DATA IN THIS EXERCISE |
•••

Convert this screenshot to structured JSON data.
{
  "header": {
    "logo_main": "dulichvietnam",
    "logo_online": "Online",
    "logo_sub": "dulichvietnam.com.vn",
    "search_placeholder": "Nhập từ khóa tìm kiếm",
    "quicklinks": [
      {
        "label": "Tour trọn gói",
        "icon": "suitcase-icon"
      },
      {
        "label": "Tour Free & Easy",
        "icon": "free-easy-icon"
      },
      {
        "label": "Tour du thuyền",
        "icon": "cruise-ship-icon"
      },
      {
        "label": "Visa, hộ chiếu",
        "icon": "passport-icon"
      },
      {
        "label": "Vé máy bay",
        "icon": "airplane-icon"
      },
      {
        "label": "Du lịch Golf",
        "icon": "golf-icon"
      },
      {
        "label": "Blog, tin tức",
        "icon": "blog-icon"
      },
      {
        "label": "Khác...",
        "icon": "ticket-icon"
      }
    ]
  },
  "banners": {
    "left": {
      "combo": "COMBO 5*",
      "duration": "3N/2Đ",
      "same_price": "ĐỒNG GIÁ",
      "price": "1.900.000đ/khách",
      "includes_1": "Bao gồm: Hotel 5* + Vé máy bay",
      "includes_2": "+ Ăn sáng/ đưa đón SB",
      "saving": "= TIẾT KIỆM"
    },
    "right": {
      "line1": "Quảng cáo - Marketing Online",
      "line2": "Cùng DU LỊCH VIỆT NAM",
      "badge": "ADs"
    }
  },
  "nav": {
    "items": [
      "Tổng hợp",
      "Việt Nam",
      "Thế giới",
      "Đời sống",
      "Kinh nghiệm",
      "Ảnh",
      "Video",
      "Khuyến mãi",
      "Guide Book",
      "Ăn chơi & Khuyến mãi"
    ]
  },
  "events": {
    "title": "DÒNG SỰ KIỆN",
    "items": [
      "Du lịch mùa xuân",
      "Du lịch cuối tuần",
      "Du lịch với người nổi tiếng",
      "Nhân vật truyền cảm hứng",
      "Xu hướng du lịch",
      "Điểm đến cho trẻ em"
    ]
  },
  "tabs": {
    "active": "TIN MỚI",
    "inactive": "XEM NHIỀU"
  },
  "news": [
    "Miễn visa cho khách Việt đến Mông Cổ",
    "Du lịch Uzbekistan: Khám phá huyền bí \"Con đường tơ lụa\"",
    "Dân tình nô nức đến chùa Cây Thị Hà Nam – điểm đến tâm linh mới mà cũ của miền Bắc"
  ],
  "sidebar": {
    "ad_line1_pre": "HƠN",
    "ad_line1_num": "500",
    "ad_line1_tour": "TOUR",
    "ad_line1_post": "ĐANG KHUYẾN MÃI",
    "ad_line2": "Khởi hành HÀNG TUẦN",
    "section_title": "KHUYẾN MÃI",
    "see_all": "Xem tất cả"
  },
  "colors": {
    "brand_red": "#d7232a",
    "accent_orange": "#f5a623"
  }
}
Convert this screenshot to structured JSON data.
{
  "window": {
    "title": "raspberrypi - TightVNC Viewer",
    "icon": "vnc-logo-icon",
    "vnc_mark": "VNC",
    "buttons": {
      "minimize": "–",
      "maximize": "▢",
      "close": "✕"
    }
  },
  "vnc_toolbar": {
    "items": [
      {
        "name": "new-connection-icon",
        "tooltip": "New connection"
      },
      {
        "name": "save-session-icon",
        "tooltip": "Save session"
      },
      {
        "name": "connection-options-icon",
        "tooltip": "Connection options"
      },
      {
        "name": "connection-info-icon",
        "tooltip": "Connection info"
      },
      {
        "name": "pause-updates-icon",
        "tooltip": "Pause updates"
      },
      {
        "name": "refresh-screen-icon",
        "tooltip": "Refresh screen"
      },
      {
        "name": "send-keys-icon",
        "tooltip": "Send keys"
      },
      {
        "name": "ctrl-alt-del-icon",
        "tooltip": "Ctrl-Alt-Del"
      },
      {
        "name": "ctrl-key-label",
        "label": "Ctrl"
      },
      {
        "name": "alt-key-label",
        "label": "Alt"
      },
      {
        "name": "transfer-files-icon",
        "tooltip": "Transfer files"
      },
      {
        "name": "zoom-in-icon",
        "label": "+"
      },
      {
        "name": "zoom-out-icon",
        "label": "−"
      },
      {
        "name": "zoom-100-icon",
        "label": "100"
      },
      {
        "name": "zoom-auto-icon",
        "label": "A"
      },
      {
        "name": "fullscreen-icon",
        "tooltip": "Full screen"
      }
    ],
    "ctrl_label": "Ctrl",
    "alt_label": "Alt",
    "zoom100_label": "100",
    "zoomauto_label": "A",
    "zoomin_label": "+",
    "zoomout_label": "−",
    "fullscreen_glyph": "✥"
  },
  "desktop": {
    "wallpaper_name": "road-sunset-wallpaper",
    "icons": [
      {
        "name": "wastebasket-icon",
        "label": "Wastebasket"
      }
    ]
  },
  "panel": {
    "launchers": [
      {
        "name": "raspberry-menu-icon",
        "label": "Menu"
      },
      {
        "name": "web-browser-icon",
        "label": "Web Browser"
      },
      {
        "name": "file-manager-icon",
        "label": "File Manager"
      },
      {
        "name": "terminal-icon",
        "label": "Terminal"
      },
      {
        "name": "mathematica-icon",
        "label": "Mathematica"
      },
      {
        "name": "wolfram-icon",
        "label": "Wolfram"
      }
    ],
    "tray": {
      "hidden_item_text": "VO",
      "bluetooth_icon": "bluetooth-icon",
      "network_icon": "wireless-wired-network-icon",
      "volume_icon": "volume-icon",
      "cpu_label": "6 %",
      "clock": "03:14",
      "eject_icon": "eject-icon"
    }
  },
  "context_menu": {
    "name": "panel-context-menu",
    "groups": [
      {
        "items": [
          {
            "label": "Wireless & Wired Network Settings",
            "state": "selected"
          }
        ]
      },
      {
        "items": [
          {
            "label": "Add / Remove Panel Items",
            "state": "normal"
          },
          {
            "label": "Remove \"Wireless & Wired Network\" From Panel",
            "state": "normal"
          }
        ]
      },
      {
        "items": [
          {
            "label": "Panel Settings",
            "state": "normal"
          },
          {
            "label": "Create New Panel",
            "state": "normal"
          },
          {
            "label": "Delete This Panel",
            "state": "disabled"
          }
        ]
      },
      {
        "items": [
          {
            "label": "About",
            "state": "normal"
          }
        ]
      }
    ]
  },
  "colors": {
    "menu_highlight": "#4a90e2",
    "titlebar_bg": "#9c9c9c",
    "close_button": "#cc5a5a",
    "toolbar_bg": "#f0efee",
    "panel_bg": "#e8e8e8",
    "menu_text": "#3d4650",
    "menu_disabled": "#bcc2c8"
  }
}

•••

EXERCISE INSTRUCTIONS |
Looking at the records above, tally the lines holding "options" and reply with that number only.

ANSWER FOR THIS EXERCISE |
2